[Lines of data]

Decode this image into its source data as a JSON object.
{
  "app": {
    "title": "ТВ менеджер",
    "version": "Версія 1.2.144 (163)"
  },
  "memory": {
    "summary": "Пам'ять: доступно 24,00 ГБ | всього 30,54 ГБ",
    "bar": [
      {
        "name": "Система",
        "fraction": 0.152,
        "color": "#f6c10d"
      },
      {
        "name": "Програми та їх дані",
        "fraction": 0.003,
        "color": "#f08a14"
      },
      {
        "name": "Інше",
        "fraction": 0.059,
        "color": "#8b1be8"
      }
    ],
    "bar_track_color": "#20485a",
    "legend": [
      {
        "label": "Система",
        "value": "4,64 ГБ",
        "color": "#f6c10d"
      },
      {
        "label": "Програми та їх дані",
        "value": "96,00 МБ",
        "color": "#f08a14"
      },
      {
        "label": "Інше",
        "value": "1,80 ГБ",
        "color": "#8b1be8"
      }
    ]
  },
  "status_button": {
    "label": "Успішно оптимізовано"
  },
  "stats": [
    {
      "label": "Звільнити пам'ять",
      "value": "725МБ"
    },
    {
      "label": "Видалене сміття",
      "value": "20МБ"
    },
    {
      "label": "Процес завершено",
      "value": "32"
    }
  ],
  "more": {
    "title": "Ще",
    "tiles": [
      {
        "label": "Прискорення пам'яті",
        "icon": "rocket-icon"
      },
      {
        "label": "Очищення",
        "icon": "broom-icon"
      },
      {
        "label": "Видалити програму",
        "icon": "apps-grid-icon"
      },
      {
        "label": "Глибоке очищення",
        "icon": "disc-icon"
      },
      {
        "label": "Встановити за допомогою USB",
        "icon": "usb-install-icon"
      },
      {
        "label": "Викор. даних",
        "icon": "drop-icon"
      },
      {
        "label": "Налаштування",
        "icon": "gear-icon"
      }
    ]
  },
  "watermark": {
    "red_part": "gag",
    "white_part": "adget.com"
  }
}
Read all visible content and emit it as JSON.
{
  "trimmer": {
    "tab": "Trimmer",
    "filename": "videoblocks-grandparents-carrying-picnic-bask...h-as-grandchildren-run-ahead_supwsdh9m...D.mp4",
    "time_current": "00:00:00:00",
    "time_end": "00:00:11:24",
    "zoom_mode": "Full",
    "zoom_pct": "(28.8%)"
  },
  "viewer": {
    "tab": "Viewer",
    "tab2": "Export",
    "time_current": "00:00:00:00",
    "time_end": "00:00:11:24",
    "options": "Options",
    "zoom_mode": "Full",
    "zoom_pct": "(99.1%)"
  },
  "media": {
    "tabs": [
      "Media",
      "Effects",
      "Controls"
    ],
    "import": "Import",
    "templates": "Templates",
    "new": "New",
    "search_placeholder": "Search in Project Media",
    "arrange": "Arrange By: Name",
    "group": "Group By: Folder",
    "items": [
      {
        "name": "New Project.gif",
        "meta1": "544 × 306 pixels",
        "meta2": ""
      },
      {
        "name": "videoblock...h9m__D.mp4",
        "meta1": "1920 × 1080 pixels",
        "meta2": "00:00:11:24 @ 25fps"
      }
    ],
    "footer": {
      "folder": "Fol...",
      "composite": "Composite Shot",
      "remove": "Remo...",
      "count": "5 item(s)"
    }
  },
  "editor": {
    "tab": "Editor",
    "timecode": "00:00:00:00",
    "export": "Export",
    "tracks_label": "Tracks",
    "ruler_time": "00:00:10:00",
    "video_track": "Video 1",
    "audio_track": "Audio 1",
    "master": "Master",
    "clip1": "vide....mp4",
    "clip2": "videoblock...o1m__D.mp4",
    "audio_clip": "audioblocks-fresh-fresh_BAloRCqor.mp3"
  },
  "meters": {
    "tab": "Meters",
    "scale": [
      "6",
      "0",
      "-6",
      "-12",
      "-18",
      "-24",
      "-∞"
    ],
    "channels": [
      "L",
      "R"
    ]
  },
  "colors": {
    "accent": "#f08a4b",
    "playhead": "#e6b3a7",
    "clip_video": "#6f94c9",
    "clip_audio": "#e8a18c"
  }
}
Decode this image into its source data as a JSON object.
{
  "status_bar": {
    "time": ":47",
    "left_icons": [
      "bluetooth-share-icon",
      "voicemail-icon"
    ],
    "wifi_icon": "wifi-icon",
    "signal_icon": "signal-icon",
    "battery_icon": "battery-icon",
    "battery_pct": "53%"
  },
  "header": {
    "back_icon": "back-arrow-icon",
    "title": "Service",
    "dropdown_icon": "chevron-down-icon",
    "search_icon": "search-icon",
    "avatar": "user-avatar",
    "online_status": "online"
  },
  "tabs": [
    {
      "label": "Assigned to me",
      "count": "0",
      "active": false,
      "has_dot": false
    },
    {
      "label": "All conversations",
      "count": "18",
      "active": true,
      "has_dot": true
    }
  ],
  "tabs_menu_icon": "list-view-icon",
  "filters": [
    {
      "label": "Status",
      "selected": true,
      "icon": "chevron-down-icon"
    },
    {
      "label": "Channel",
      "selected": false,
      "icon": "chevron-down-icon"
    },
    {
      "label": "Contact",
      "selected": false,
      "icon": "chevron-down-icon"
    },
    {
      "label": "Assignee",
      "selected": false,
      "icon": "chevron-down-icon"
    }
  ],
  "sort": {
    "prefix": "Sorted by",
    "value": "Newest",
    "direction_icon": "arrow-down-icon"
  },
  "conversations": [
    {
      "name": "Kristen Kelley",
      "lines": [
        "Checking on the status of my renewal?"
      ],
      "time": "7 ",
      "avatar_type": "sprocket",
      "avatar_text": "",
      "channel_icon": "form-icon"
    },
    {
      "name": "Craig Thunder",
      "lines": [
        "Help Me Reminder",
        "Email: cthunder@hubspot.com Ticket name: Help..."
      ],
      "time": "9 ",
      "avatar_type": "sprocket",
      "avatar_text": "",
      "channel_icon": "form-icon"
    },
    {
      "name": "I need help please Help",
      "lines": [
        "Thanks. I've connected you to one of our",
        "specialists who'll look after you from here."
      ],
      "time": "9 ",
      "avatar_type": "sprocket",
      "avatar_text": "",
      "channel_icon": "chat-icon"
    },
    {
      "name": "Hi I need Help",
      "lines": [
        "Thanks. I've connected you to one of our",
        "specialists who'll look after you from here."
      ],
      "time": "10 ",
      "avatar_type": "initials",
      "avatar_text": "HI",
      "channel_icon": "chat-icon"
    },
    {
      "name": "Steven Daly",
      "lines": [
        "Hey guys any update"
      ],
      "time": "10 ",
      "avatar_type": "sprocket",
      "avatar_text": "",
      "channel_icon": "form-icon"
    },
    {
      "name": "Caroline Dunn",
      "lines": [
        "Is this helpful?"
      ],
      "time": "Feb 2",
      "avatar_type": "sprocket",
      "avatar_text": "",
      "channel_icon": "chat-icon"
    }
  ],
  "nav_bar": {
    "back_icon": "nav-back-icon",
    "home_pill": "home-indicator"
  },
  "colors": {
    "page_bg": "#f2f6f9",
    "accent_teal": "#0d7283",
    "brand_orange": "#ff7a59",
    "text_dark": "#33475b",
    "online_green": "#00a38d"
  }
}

▸ **The exercise**
Could you transcribe the records in full, exactly?

▸ **Correct output**
Decode this image into its source data as a JSON object.
{
  "app": {
    "title": "ТВ менеджер",
    "version": "Версія 1.2.144 (163)"
  },
  "memory": {
    "summary": "Пам'ять: доступно 24,00 ГБ | всього 30,54 ГБ",
    "bar": [
      {
        "name": "Система",
        "fraction": 0.152,
        "color": "#f6c10d"
      },
      {
        "name": "Програми та їх дані",
        "fraction": 0.003,
        "color": "#f08a14"
      },
      {
        "name": "Інше",
        "fraction": 0.059,
        "color": "#8b1be8"
      }
    ],
    "bar_track_color": "#20485a",
    "legend": [
      {
        "label": "Система",
        "value": "4,64 ГБ",
        "color": "#f6c10d"
      },
      {
        "label": "Програми та їх дані",
        "value": "96,00 МБ",
        "color": "#f08a14"
      },
      {
        "label": "Інше",
        "value": "1,80 ГБ",
        "color": "#8b1be8"
      }
    ]
  },
  "status_button": {
    "label": "Успішно оптимізовано"
  },
  "stats": [
    {
      "label": "Звільнити пам'ять",
      "value": "725МБ"
    },
    {
      "label": "Видалене сміття",
      "value": "20МБ"
    },
    {
      "label": "Процес завершено",
      "value": "32"
    }
  ],
  "more": {
    "title": "Ще",
    "tiles": [
      {
        "label": "Прискорення пам'яті",
        "icon": "rocket-icon"
      },
      {
        "label": "Очищення",
        "icon": "broom-icon"
      },
      {
        "label": "Видалити програму",
        "icon": "apps-grid-icon"
      },
      {
        "label": "Глибоке очищення",
        "icon": "disc-icon"
      },
      {
        "label": "Встановити за допомогою USB",
        "icon": "usb-install-icon"
      },
      {
        "label": "Викор. даних",
        "icon": "drop-icon"
      },
      {
        "label": "Налаштування",
        "icon": "gear-icon"
      }
    ]
  },
  "watermark": {
    "red_part": "gag",
    "white_part": "adget.com"
  }
}
Read all visible content and emit it as JSON.
{
  "trimmer": {
    "tab": "Trimmer",
    "filename": "videoblocks-grandparents-carrying-picnic-bask...h-as-grandchildren-run-ahead_supwsdh9m...D.mp4",
    "time_current": "00:00:00:00",
    "time_end": "00:00:11:24",
    "zoom_mode": "Full",
    "zoom_pct": "(28.8%)"
  },
  "viewer": {
    "tab": "Viewer",
    "tab2": "Export",
    "time_current": "00:00:00:00",
    "time_end": "00:00:11:24",
    "options": "Options",
    "zoom_mode": "Full",
    "zoom_pct": "(99.1%)"
  },
  "media": {
    "tabs": [
      "Media",
      "Effects",
      "Controls"
    ],
    "import": "Import",
    "templates": "Templates",
    "new": "New",
    "search_placeholder": "Search in Project Media",
    "arrange": "Arrange By: Name",
    "group": "Group By: Folder",
    "items": [
      {
        "name": "New Project.gif",
        "meta1": "544 × 306 pixels",
        "meta2": ""
      },
      {
        "name": "videoblock...h9m__D.mp4",
        "meta1": "1920 × 1080 pixels",
        "meta2": "00:00:11:24 @ 25fps"
      }
    ],
    "footer": {
      "folder": "Fol...",
      "composite": "Composite Shot",
      "remove": "Remo...",
      "count": "5 item(s)"
    }
  },
  "editor": {
    "tab": "Editor",
    "timecode": "00:00:00:00",
    "export": "Export",
    "tracks_label": "Tracks",
    "ruler_time": "00:00:10:00",
    "video_track": "Video 1",
    "audio_track": "Audio 1",
    "master": "Master",
    "clip1": "vide....mp4",
    "clip2": "videoblock...o1m__D.mp4",
    "audio_clip": "audioblocks-fresh-fresh_BAloRCqor.mp3"
  },
  "meters": {
    "tab": "Meters",
    "scale": [
      "6",
      "0",
      "-6",
      "-12",
      "-18",
      "-24",
      "-∞"
    ],
    "channels": [
      "L",
      "R"
    ]
  },
  "colors": {
    "accent": "#f08a4b",
    "playhead": "#e6b3a7",
    "clip_video": "#6f94c9",
    "clip_audio": "#e8a18c"
  }
}
Decode this image into its source data as a JSON object.
{
  "status_bar": {
    "time": ":47",
    "left_icons": [
      "bluetooth-share-icon",
      "voicemail-icon"
    ],
    "wifi_icon": "wifi-icon",
    "signal_icon": "signal-icon",
    "battery_icon": "battery-icon",
    "battery_pct": "53%"
  },
  "header": {
    "back_icon": "back-arrow-icon",
    "title": "Service",
    "dropdown_icon": "chevron-down-icon",
    "search_icon": "search-icon",
    "avatar": "user-avatar",
    "online_status": "online"
  },
  "tabs": [
    {
      "label": "Assigned to me",
      "count": "0",
      "active": false,
      "has_dot": false
    },
    {
      "label": "All conversations",
      "count": "18",
      "active": true,
      "has_dot": true
    }
  ],
  "tabs_menu_icon": "list-view-icon",
  "filters": [
    {
      "label": "Status",
      "selected": true,
      "icon": "chevron-down-icon"
    },
    {
      "label": "Channel",
      "selected": false,
      "icon": "chevron-down-icon"
    },
    {
      "label": "Contact",
      "selected": false,
      "icon": "chevron-down-icon"
    },
    {
      "label": "Assignee",
      "selected": false,
      "icon": "chevron-down-icon"
    }
  ],
  "sort": {
    "prefix": "Sorted by",
    "value": "Newest",
    "direction_icon": "arrow-down-icon"
  },
  "conversations": [
    {
      "name": "Kristen Kelley",
      "lines": [
        "Checking on the status of my renewal?"
      ],
      "time": "7 ",
      "avatar_type": "sprocket",
      "avatar_text": "",
      "channel_icon": "form-icon"
    },
    {
      "name": "Craig Thunder",
      "lines": [
        "Help Me Reminder",
        "Email: cthunder@hubspot.com Ticket name: Help..."
      ],
      "time": "9 ",
      "avatar_type": "sprocket",
      "avatar_text": "",
      "channel_icon": "form-icon"
    },
    {
      "name": "I need help please Help",
      "lines": [
        "Thanks. I've connected you to one of our",
        "specialists who'll look after you from here."
      ],
      "time": "9 ",
      "avatar_type": "sprocket",
      "avatar_text": "",
      "channel_icon": "chat-icon"
    },
    {
      "name": "Hi I need Help",
      "lines": [
        "Thanks. I've connected you to one of our",
        "specialists who'll look after you from here."
      ],
      "time": "10 ",
      "avatar_type": "initials",
      "avatar_text": "HI",
      "channel_icon": "chat-icon"
    },
    {
      "name": "Steven Daly",
      "lines": [
        "Hey guys any update"
      ],
      "time": "10 ",
      "avatar_type": "sprocket",
      "avatar_text": "",
      "channel_icon": "form-icon"
    },
    {
      "name": "Caroline Dunn",
      "lines": [
        "Is this helpful?"
      ],
      "time": "Feb 2",
      "avatar_type": "sprocket",
      "avatar_text": "",
      "channel_icon": "chat-icon"
    }
  ],
  "nav_bar": {
    "back_icon": "nav-back-icon",
    "home_pill": "home-indicator"
  },
  "colors": {
    "page_bg": "#f2f6f9",
    "accent_teal": "#0d7283",
    "brand_orange": "#ff7a59",
    "text_dark": "#33475b",
    "online_green": "#00a38d"
  }
}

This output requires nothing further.